What you should do:
Make an exact copy of the records, dropping all pictures.

Task material:
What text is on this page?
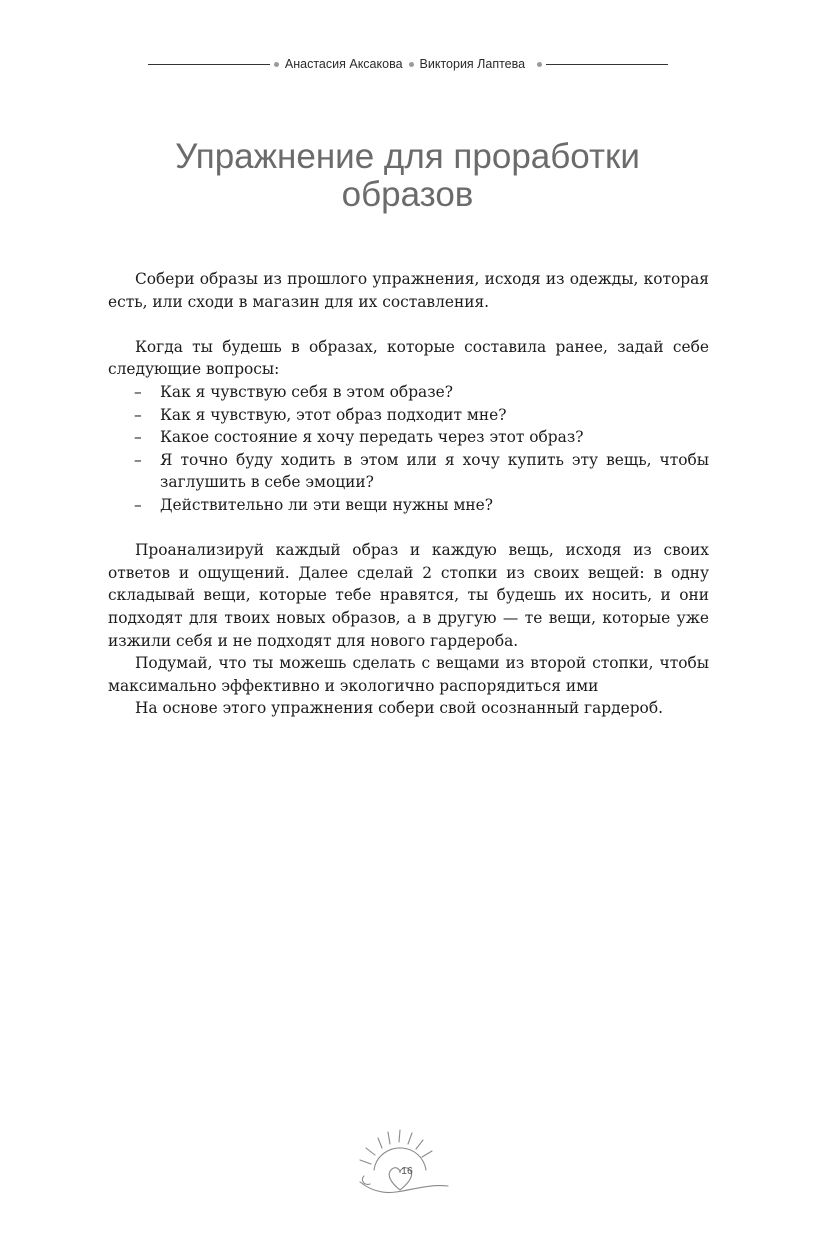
Анастасия Аксакова Виктория Лаптева
Упражнение для проработки
образов

Собери образы из прошлого упражнения, исходя из одежды, которая есть, или сходи в магазин для их составления.

Когда ты будешь в образах, которые составила ранее, задай себе следующие вопросы:

– Как я чувствую себя в этом образе?
– Как я чувствую, этот образ подходит мне?
– Какое состояние я хочу передать через этот образ?
– Я точно буду ходить в этом или я хочу купить эту вещь, чтобы заглушить в себе эмоции?
– Действительно ли эти вещи нужны мне?

Проанализируй каждый образ и каждую вещь, исходя из своих ответов и ощущений. Далее сделай 2 стопки из своих вещей: в одну складывай вещи, которые тебе нравятся, ты будешь их носить, и они подходят для твоих новых образов, а в другую — те вещи, которые уже изжили себя и не подходят для нового гардероба.

Подумай, что ты можешь сделать с вещами из второй стопки, чтобы максимально эффективно и экологично распорядиться ими

На основе этого упражнения собери свой осознанный гардероб.

16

Exercise output:
What text is on this page?
Анастасия Аксакова Виктория Лаптева
Упражнение для проработки
образов

Собери образы из прошлого упражнения, исходя из одежды, которая есть, или сходи в магазин для их составления.

Когда ты будешь в образах, которые составила ранее, задай себе следующие вопросы:

– Как я чувствую себя в этом образе?
– Как я чувствую, этот образ подходит мне?
– Какое состояние я хочу передать через этот образ?
– Я точно буду ходить в этом или я хочу купить эту вещь, чтобы заглушить в себе эмоции?
– Действительно ли эти вещи нужны мне?

Проанализируй каждый образ и каждую вещь, исходя из своих ответов и ощущений. Далее сделай 2 стопки из своих вещей: в одну складывай вещи, которые тебе нравятся, ты будешь их носить, и они подходят для твоих новых образов, а в другую — те вещи, которые уже изжили себя и не подходят для нового гардероба.

Подумай, что ты можешь сделать с вещами из второй стопки, чтобы максимально эффективно и экологично распорядиться ими

На основе этого упражнения собери свой осознанный гардероб.

16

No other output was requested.